Saved data entries:
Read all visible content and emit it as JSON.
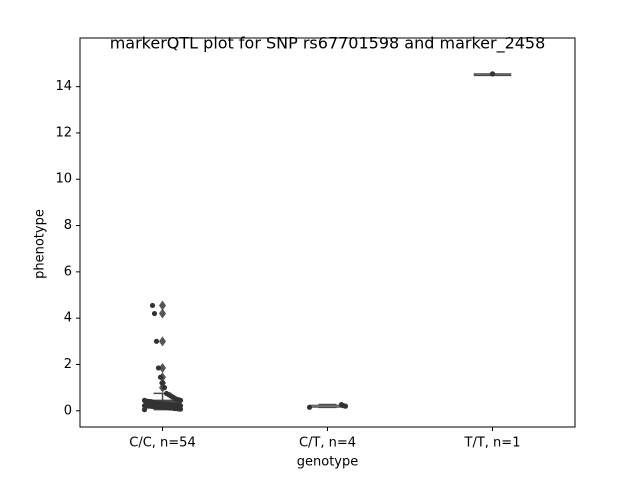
{
  "chart_data": {
    "type": "box",
    "title": "markerQTL plot for SNP rs67701598 and marker_2458",
    "xlabel": "genotype",
    "ylabel": "phenotype",
    "categories": [
      "C/C, n=54",
      "C/T, n=4",
      "T/T, n=1"
    ],
    "boxes": [
      {
        "whislo": 0.05,
        "q1": 0.15,
        "med": 0.25,
        "q3": 0.45,
        "whishi": 0.75,
        "fliers": [
          1.0,
          1.2,
          1.45,
          1.85,
          3.0,
          4.2,
          4.55
        ]
      },
      {
        "whislo": 0.15,
        "q1": 0.18,
        "med": 0.2,
        "q3": 0.23,
        "whishi": 0.27,
        "fliers": []
      },
      {
        "whislo": 14.55,
        "q1": 14.55,
        "med": 14.55,
        "q3": 14.55,
        "whishi": 14.55,
        "fliers": []
      }
    ],
    "points": [
      [
        0.05,
        0.07,
        0.08,
        0.1,
        0.1,
        0.12,
        0.12,
        0.13,
        0.14,
        0.15,
        0.15,
        0.16,
        0.17,
        0.18,
        0.18,
        0.19,
        0.2,
        0.2,
        0.21,
        0.22,
        0.22,
        0.23,
        0.24,
        0.25,
        0.25,
        0.26,
        0.27,
        0.28,
        0.3,
        0.3,
        0.32,
        0.33,
        0.35,
        0.36,
        0.38,
        0.4,
        0.4,
        0.42,
        0.45,
        0.45,
        0.48,
        0.5,
        0.55,
        0.6,
        0.65,
        0.7,
        0.75,
        1.0,
        1.2,
        1.45,
        1.85,
        3.0,
        4.2,
        4.55
      ],
      [
        0.15,
        0.2,
        0.22,
        0.27
      ],
      [
        14.55
      ]
    ],
    "ylim": [
      -0.7,
      16.1
    ],
    "yticks": [
      0,
      2,
      4,
      6,
      8,
      10,
      12,
      14
    ],
    "box_color": "#4a4a4a",
    "point_color": "#333333"
  }
}
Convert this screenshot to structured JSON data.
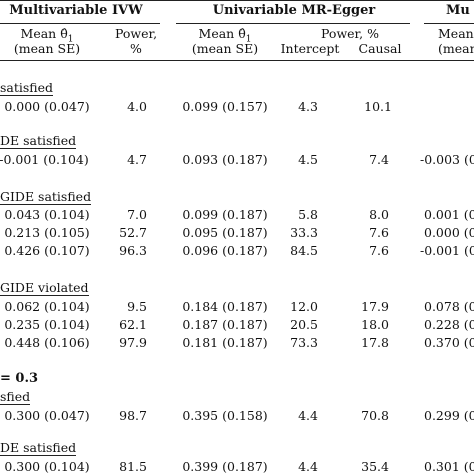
{
  "headers": {
    "group1": "Multivariable IVW",
    "group2": "Univariable MR-Egger",
    "group3": "Mu",
    "mean_theta": "Mean θ̂",
    "mean_theta_sub": "1",
    "mean_se": "(mean SE)",
    "power_pct": "Power,",
    "pct": "%",
    "power_pct_inline": "Power, %",
    "intercept": "Intercept",
    "causal": "Causal",
    "mean_cut": "Mean"
  },
  "sections": [
    {
      "label": "satisfied"
    },
    {
      "label": "DE satisfied"
    },
    {
      "label": "GIDE satisfied"
    },
    {
      "label": "GIDE violated"
    },
    {
      "label": "= 0.3"
    },
    {
      "label": "sfied"
    },
    {
      "label": "DE satisfied"
    }
  ],
  "rows": [
    {
      "ivw": "0.000 (0.047)",
      "ivw_power": "4.0",
      "eg": "0.099 (0.157)",
      "int": "4.3",
      "causal": "10.1",
      "mu": ""
    },
    {
      "ivw": "-0.001 (0.104)",
      "ivw_power": "4.7",
      "eg": "0.093 (0.187)",
      "int": "4.5",
      "causal": "7.4",
      "mu": "-0.003 (0"
    },
    {
      "ivw": "0.043 (0.104)",
      "ivw_power": "7.0",
      "eg": "0.099 (0.187)",
      "int": "5.8",
      "causal": "8.0",
      "mu": "0.001 (0"
    },
    {
      "ivw": "0.213 (0.105)",
      "ivw_power": "52.7",
      "eg": "0.095 (0.187)",
      "int": "33.3",
      "causal": "7.6",
      "mu": "0.000 (0"
    },
    {
      "ivw": "0.426 (0.107)",
      "ivw_power": "96.3",
      "eg": "0.096 (0.187)",
      "int": "84.5",
      "causal": "7.6",
      "mu": "-0.001 (0"
    },
    {
      "ivw": "0.062 (0.104)",
      "ivw_power": "9.5",
      "eg": "0.184 (0.187)",
      "int": "12.0",
      "causal": "17.9",
      "mu": "0.078 (0"
    },
    {
      "ivw": "0.235 (0.104)",
      "ivw_power": "62.1",
      "eg": "0.187 (0.187)",
      "int": "20.5",
      "causal": "18.0",
      "mu": "0.228 (0"
    },
    {
      "ivw": "0.448 (0.106)",
      "ivw_power": "97.9",
      "eg": "0.181 (0.187)",
      "int": "73.3",
      "causal": "17.8",
      "mu": "0.370 (0"
    },
    {
      "ivw": "0.300 (0.047)",
      "ivw_power": "98.7",
      "eg": "0.395 (0.158)",
      "int": "4.4",
      "causal": "70.8",
      "mu": "0.299 (0"
    },
    {
      "ivw": "0.300 (0.104)",
      "ivw_power": "81.5",
      "eg": "0.399 (0.187)",
      "int": "4.4",
      "causal": "35.4",
      "mu": "0.301 (0"
    }
  ]
}
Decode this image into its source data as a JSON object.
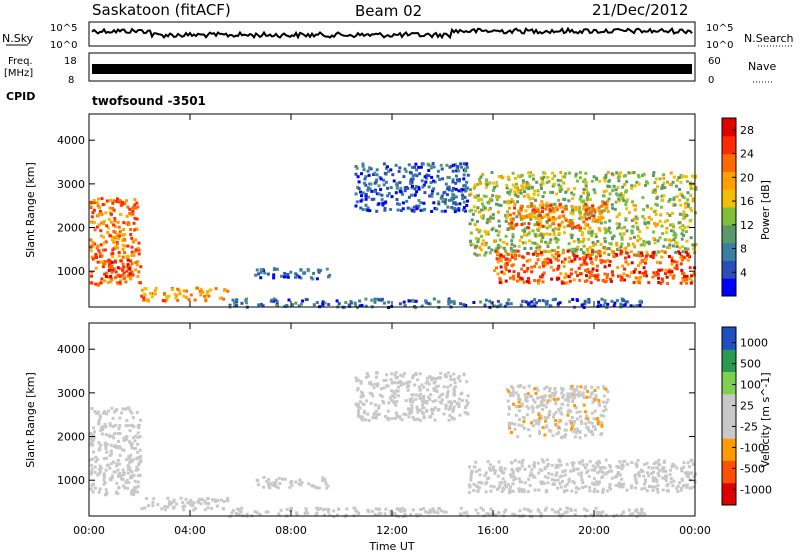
{
  "header": {
    "station": "Saskatoon (fitACF)",
    "beam": "Beam 02",
    "date": "21/Dec/2012"
  },
  "noise_panel": {
    "left_label": "N.Sky",
    "right_label": "N.Search",
    "left_ticks": [
      "10^5",
      "10^0"
    ],
    "right_ticks": [
      "10^5",
      "10^0"
    ]
  },
  "freq_panel": {
    "left_label_1": "Freq.",
    "left_label_2": "[MHz]",
    "right_label": "Nave",
    "left_ticks": [
      "18",
      "8"
    ],
    "right_ticks": [
      "60",
      "0"
    ]
  },
  "cpid": {
    "label": "CPID",
    "value": "twofsound -3501"
  },
  "chart_data": [
    {
      "type": "heatmap",
      "title": "",
      "xlabel": "Time UT",
      "ylabel": "Slant Range [km]",
      "x_ticks": [
        "00:00",
        "04:00",
        "08:00",
        "12:00",
        "16:00",
        "20:00",
        "00:00"
      ],
      "xlim_hours": [
        0,
        24
      ],
      "y_ticks": [
        1000,
        2000,
        3000,
        4000
      ],
      "ylim": [
        180,
        4600
      ],
      "colorbar": {
        "label": "Power [dB]",
        "ticks": [
          "4",
          "8",
          "12",
          "16",
          "20",
          "24",
          "28"
        ],
        "range": [
          0,
          30
        ],
        "colors": [
          "#0000ff",
          "#2a4fb6",
          "#3a7fa0",
          "#5a9a6a",
          "#7fbf3a",
          "#f0c000",
          "#ffa000",
          "#ff6a00",
          "#ff2a00",
          "#e00000"
        ]
      },
      "regions": [
        {
          "t0": 0.0,
          "t1": 2.0,
          "r0": 700,
          "r1": 2700,
          "level": 22
        },
        {
          "t0": 0.2,
          "t1": 1.7,
          "r0": 900,
          "r1": 1300,
          "level": 26
        },
        {
          "t0": 2.0,
          "t1": 5.5,
          "r0": 350,
          "r1": 650,
          "level": 20
        },
        {
          "t0": 5.5,
          "t1": 22.0,
          "r0": 200,
          "r1": 400,
          "level": 6
        },
        {
          "t0": 6.5,
          "t1": 9.5,
          "r0": 850,
          "r1": 1100,
          "level": 6
        },
        {
          "t0": 10.5,
          "t1": 15.0,
          "r0": 2400,
          "r1": 3500,
          "level": 5
        },
        {
          "t0": 15.0,
          "t1": 24.0,
          "r0": 1400,
          "r1": 3300,
          "level": 14
        },
        {
          "t0": 16.0,
          "t1": 24.0,
          "r0": 750,
          "r1": 1500,
          "level": 24
        },
        {
          "t0": 16.5,
          "t1": 20.5,
          "r0": 2000,
          "r1": 2600,
          "level": 22
        }
      ]
    },
    {
      "type": "heatmap",
      "title": "",
      "xlabel": "Time UT",
      "ylabel": "Slant Range [km]",
      "x_ticks": [
        "00:00",
        "04:00",
        "08:00",
        "12:00",
        "16:00",
        "20:00",
        "00:00"
      ],
      "xlim_hours": [
        0,
        24
      ],
      "y_ticks": [
        1000,
        2000,
        3000,
        4000
      ],
      "ylim": [
        180,
        4600
      ],
      "colorbar": {
        "label": "Velocity [m s^-1]",
        "ticks": [
          "1000",
          "500",
          "100",
          "25",
          "-25",
          "-100",
          "-500",
          "-1000"
        ],
        "range": [
          -1200,
          1200
        ],
        "colors": [
          "#e00000",
          "#ff5000",
          "#ff9a00",
          "#c8c8c8",
          "#c8c8c8",
          "#80d050",
          "#2a9a50",
          "#2050c0"
        ]
      },
      "regions": [
        {
          "t0": 0.0,
          "t1": 2.0,
          "r0": 700,
          "r1": 2700,
          "level": -150
        },
        {
          "t0": 2.0,
          "t1": 5.5,
          "r0": 350,
          "r1": 650,
          "level": -60
        },
        {
          "t0": 5.5,
          "t1": 22.0,
          "r0": 200,
          "r1": 400,
          "level": 40
        },
        {
          "t0": 6.5,
          "t1": 9.5,
          "r0": 850,
          "r1": 1100,
          "level": 0
        },
        {
          "t0": 10.5,
          "t1": 15.0,
          "r0": 2400,
          "r1": 3500,
          "level": 0
        },
        {
          "t0": 15.0,
          "t1": 24.0,
          "r0": 750,
          "r1": 1500,
          "level": 0
        },
        {
          "t0": 16.5,
          "t1": 20.5,
          "r0": 2000,
          "r1": 3200,
          "level": -200
        }
      ]
    }
  ]
}
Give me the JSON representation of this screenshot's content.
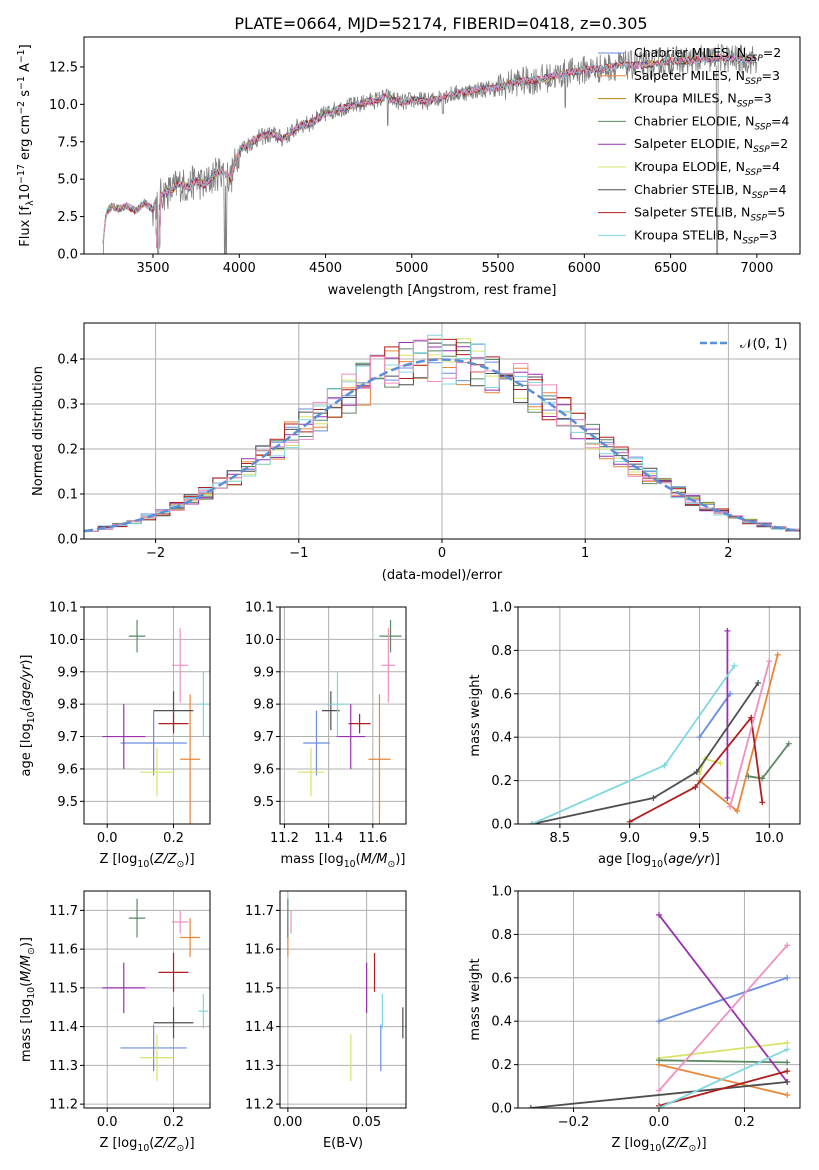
{
  "colors": {
    "chabrier_miles": "#6a8ee0",
    "salpeter_miles": "#e8873a",
    "kroupa_miles": "#b8860b",
    "chabrier_elodie": "#5a8a63",
    "salpeter_elodie": "#9b30b0",
    "kroupa_elodie": "#d9e36a",
    "chabrier_stelib": "#4f4f4f",
    "salpeter_stelib": "#b01e1e",
    "kroupa_stelib": "#80d8e0",
    "pink": "#f090c0",
    "normal_curve": "#5b8fd6",
    "data_spectrum": "#808080",
    "grid": "#b0b0b0"
  },
  "chart_data": [
    {
      "type": "line",
      "title": "PLATE=0664, MJD=52174, FIBERID=0418, z=0.305",
      "xlabel": "wavelength [Angstrom, rest frame]",
      "ylabel": "Flux [fλ10⁻¹⁷ erg cm⁻² s⁻¹ A⁻¹]",
      "xlim": [
        3100,
        7250
      ],
      "ylim": [
        0,
        14.5
      ],
      "xticks": [
        3500,
        4000,
        4500,
        5000,
        5500,
        6000,
        6500,
        7000
      ],
      "yticks": [
        0.0,
        2.5,
        5.0,
        7.5,
        10.0,
        12.5
      ],
      "legend_position": "right",
      "legend": [
        {
          "label": "Chabrier MILES, N",
          "sub": "SSP",
          "suffix": "=2",
          "color": "#6a8ee0"
        },
        {
          "label": "Salpeter MILES, N",
          "sub": "SSP",
          "suffix": "=3",
          "color": "#e8873a"
        },
        {
          "label": "Kroupa MILES, N",
          "sub": "SSP",
          "suffix": "=3",
          "color": "#b8860b"
        },
        {
          "label": "Chabrier ELODIE, N",
          "sub": "SSP",
          "suffix": "=4",
          "color": "#5a8a63"
        },
        {
          "label": "Salpeter ELODIE, N",
          "sub": "SSP",
          "suffix": "=2",
          "color": "#9b30b0"
        },
        {
          "label": "Kroupa ELODIE, N",
          "sub": "SSP",
          "suffix": "=4",
          "color": "#d9e36a"
        },
        {
          "label": "Chabrier STELIB, N",
          "sub": "SSP",
          "suffix": "=4",
          "color": "#4f4f4f"
        },
        {
          "label": "Salpeter STELIB, N",
          "sub": "SSP",
          "suffix": "=5",
          "color": "#b01e1e"
        },
        {
          "label": "Kroupa STELIB, N",
          "sub": "SSP",
          "suffix": "=3",
          "color": "#80d8e0"
        }
      ],
      "continuum": {
        "x": [
          3200,
          3230,
          3260,
          3300,
          3350,
          3400,
          3450,
          3500,
          3550,
          3600,
          3650,
          3700,
          3750,
          3800,
          3850,
          3900,
          3950,
          4000,
          4050,
          4100,
          4150,
          4200,
          4250,
          4300,
          4350,
          4400,
          4450,
          4500,
          4550,
          4600,
          4650,
          4700,
          4750,
          4800,
          4850,
          4900,
          4950,
          5000,
          5100,
          5200,
          5300,
          5400,
          5500,
          5600,
          5700,
          5800,
          5900,
          6000,
          6100,
          6200,
          6300,
          6400,
          6500,
          6600,
          6700,
          6800,
          6900,
          7000
        ],
        "y": [
          0.0,
          2.8,
          3.2,
          3.0,
          3.2,
          2.9,
          3.4,
          3.0,
          4.0,
          4.2,
          4.7,
          4.5,
          4.9,
          4.6,
          5.2,
          5.6,
          5.0,
          7.0,
          7.3,
          7.7,
          7.9,
          8.0,
          7.7,
          8.1,
          8.6,
          8.7,
          9.0,
          9.4,
          9.6,
          9.8,
          9.9,
          10.0,
          10.2,
          10.3,
          10.5,
          10.3,
          10.1,
          10.3,
          10.2,
          10.6,
          10.8,
          11.0,
          11.1,
          11.5,
          11.6,
          11.8,
          12.1,
          12.3,
          12.4,
          12.6,
          12.6,
          12.7,
          12.9,
          12.9,
          13.0,
          13.1,
          13.0,
          13.0
        ]
      },
      "dips": [
        {
          "x": 3530,
          "y": 0.0
        },
        {
          "x": 3915,
          "y": 0.0
        },
        {
          "x": 3925,
          "y": 0.0
        },
        {
          "x": 4860,
          "y": 8.6
        },
        {
          "x": 5180,
          "y": 9.4
        },
        {
          "x": 5890,
          "y": 9.8
        },
        {
          "x": 6770,
          "y": 0.0
        }
      ]
    },
    {
      "type": "step",
      "xlabel": "(data-model)/error",
      "ylabel": "Normed distribution",
      "xlim": [
        -2.5,
        2.5
      ],
      "ylim": [
        0,
        0.48
      ],
      "xticks": [
        -2,
        -1,
        0,
        1,
        2
      ],
      "yticks": [
        0.0,
        0.1,
        0.2,
        0.3,
        0.4
      ],
      "legend_position": "top-right",
      "legend_label": "𝒩(0, 1)",
      "bin_width": 0.1,
      "bin_start": -2.5
    },
    {
      "type": "errorbar",
      "xlabel": "Z [log₁₀(Z/Z⊙)]",
      "ylabel": "age  [log₁₀(age/yr)]",
      "xlim": [
        -0.07,
        0.31
      ],
      "ylim": [
        9.43,
        10.1
      ],
      "xticks": [
        0.0,
        0.2
      ],
      "yticks": [
        9.5,
        9.6,
        9.7,
        9.8,
        9.9,
        10.0,
        10.1
      ]
    },
    {
      "type": "errorbar",
      "xlabel": "mass [log₁₀(M/M⊙)]",
      "xlim": [
        11.18,
        11.75
      ],
      "ylim": [
        9.43,
        10.1
      ],
      "xticks": [
        11.2,
        11.4,
        11.6
      ],
      "yticks": [
        9.5,
        9.6,
        9.7,
        9.8,
        9.9,
        10.0,
        10.1
      ]
    },
    {
      "type": "line",
      "xlabel": "age  [log₁₀(age/yr)]",
      "ylabel": "mass weight",
      "xlim": [
        8.2,
        10.22
      ],
      "ylim": [
        0,
        1.0
      ],
      "xticks": [
        8.5,
        9.0,
        9.5,
        10.0
      ],
      "yticks": [
        0.0,
        0.2,
        0.4,
        0.6,
        0.8,
        1.0
      ]
    },
    {
      "type": "errorbar",
      "xlabel": "Z [log₁₀(Z/Z⊙)]",
      "ylabel": "mass [log₁₀(M/M⊙)]",
      "xlim": [
        -0.07,
        0.31
      ],
      "ylim": [
        11.19,
        11.75
      ],
      "xticks": [
        0.0,
        0.2
      ],
      "yticks": [
        11.2,
        11.3,
        11.4,
        11.5,
        11.6,
        11.7
      ]
    },
    {
      "type": "errorbar",
      "xlabel": "E(B-V)",
      "xlim": [
        -0.005,
        0.075
      ],
      "ylim": [
        11.19,
        11.75
      ],
      "xticks": [
        0.0,
        0.05
      ],
      "xtick_labels": [
        "0.00",
        "0.05"
      ],
      "yticks": [
        11.2,
        11.3,
        11.4,
        11.5,
        11.6,
        11.7
      ]
    },
    {
      "type": "line",
      "xlabel": "Z [log₁₀(Z/Z⊙)]",
      "ylabel": "mass weight",
      "xlim": [
        -0.33,
        0.33
      ],
      "ylim": [
        0,
        1.0
      ],
      "xticks": [
        -0.2,
        0.0,
        0.2
      ],
      "yticks": [
        0.0,
        0.2,
        0.4,
        0.6,
        0.8,
        1.0
      ]
    }
  ],
  "fits": [
    {
      "key": "chabrier_miles",
      "color": "#6a8ee0",
      "Z": [
        0.14,
        0.19
      ],
      "Zerr": [
        0.2,
        0.2
      ],
      "age": [
        9.68,
        9.68
      ],
      "ageerr": [
        0.2,
        0.2
      ],
      "mass": [
        11.345,
        11.345
      ],
      "masserr": [
        0.12,
        0.12
      ],
      "ebv": 0.059,
      "w_age": [
        9.5,
        9.72
      ],
      "w": [
        0.4,
        0.6
      ],
      "w_Z": [
        0.0,
        0.3
      ]
    },
    {
      "key": "salpeter_miles",
      "color": "#e8873a",
      "Z": [
        0.25,
        0.25
      ],
      "Zerr": [
        0.06,
        0.06
      ],
      "age": [
        9.63,
        9.63
      ],
      "ageerr": [
        0.4,
        0.4
      ],
      "mass": [
        11.63,
        11.63
      ],
      "masserr": [
        0.1,
        0.1
      ],
      "ebv": 0.0,
      "w_age": [
        9.5,
        9.77,
        10.06
      ],
      "w": [
        0.2,
        0.06,
        0.78
      ],
      "w_Z": [
        0.0,
        0.3
      ]
    },
    {
      "key": "kroupa_elodie",
      "color": "#d9e36a",
      "Z": [
        0.15,
        0.15
      ],
      "Zerr": [
        0.1,
        0.1
      ],
      "age": [
        9.59,
        9.59
      ],
      "ageerr": [
        0.15,
        0.15
      ],
      "mass": [
        11.32,
        11.32
      ],
      "masserr": [
        0.12,
        0.12
      ],
      "ebv": 0.04,
      "w_age": [
        9.5,
        9.54,
        9.65
      ],
      "w": [
        0.23,
        0.3,
        0.28
      ],
      "w_Z": [
        0.0,
        0.3
      ]
    },
    {
      "key": "chabrier_elodie",
      "color": "#5a8a63",
      "Z": [
        0.09,
        0.09
      ],
      "Zerr": [
        0.05,
        0.05
      ],
      "age": [
        10.01,
        10.01
      ],
      "ageerr": [
        0.1,
        0.1
      ],
      "mass": [
        11.68,
        11.68
      ],
      "masserr": [
        0.1,
        0.1
      ],
      "ebv": 0.0,
      "w_age": [
        9.85,
        9.95,
        10.14
      ],
      "w": [
        0.22,
        0.21,
        0.37
      ],
      "w_Z": [
        0.0,
        0.3
      ]
    },
    {
      "key": "salpeter_elodie",
      "color": "#9b30b0",
      "Z": [
        0.05,
        0.05
      ],
      "Zerr": [
        0.13,
        0.13
      ],
      "age": [
        9.7,
        9.7
      ],
      "ageerr": [
        0.2,
        0.2
      ],
      "mass": [
        11.5,
        11.5
      ],
      "masserr": [
        0.13,
        0.13
      ],
      "ebv": 0.05,
      "w_age": [
        9.7,
        9.7
      ],
      "w": [
        0.89,
        0.12
      ],
      "w_Z": [
        0.0,
        0.3
      ]
    },
    {
      "key": "chabrier_stelib",
      "color": "#4f4f4f",
      "Z": [
        0.2,
        0.2
      ],
      "Zerr": [
        0.12,
        0.12
      ],
      "age": [
        9.78,
        9.78
      ],
      "ageerr": [
        0.12,
        0.12
      ],
      "mass": [
        11.41,
        11.41
      ],
      "masserr": [
        0.08,
        0.08
      ],
      "ebv": 0.073,
      "w_age": [
        8.3,
        9.17,
        9.48,
        9.92
      ],
      "w": [
        0.0,
        0.12,
        0.24,
        0.65
      ],
      "w_Z": [
        -0.3,
        0.3
      ]
    },
    {
      "key": "salpeter_stelib",
      "color": "#b01e1e",
      "Z": [
        0.2,
        0.2
      ],
      "Zerr": [
        0.09,
        0.09
      ],
      "age": [
        9.74,
        9.74
      ],
      "ageerr": [
        0.06,
        0.06
      ],
      "mass": [
        11.54,
        11.54
      ],
      "masserr": [
        0.1,
        0.1
      ],
      "ebv": 0.055,
      "w_age": [
        9.0,
        9.47,
        9.87,
        9.95
      ],
      "w": [
        0.01,
        0.17,
        0.49,
        0.1
      ],
      "w_Z": [
        0.0,
        0.3
      ]
    },
    {
      "key": "kroupa_stelib",
      "color": "#80d8e0",
      "Z": [
        0.29,
        0.29
      ],
      "Zerr": [
        0.03,
        0.03
      ],
      "age": [
        9.8,
        9.8
      ],
      "ageerr": [
        0.2,
        0.2
      ],
      "mass": [
        11.44,
        11.44
      ],
      "masserr": [
        0.09,
        0.09
      ],
      "ebv": 0.06,
      "w_age": [
        8.3,
        9.25,
        9.75
      ],
      "w": [
        0.0,
        0.27,
        0.73
      ],
      "w_Z": [
        0.0,
        0.3
      ]
    },
    {
      "key": "pink",
      "color": "#f090c0",
      "Z": [
        0.22,
        0.22
      ],
      "Zerr": [
        0.05,
        0.05
      ],
      "age": [
        9.92,
        9.92
      ],
      "ageerr": [
        0.23,
        0.23
      ],
      "mass": [
        11.67,
        11.67
      ],
      "masserr": [
        0.06,
        0.06
      ],
      "ebv": 0.002,
      "w_age": [
        9.72,
        10.0
      ],
      "w": [
        0.08,
        0.75
      ],
      "w_Z": [
        0.0,
        0.3
      ]
    }
  ]
}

WRITTEN PROBLEM: Using the listing above, return all lines where the word "causal" occurs.

RESULT:
    "causal": "Causal",
      "causal": "10.1",
      "causal": "7.4",
      "causal": "8.0",
      "causal": "7.6",
      "causal": "7.6",
      "causal": "17.9",
      "causal": "18.0",
      "causal": "17.8",
      "causal": "70.8",
      "causal": "35.4",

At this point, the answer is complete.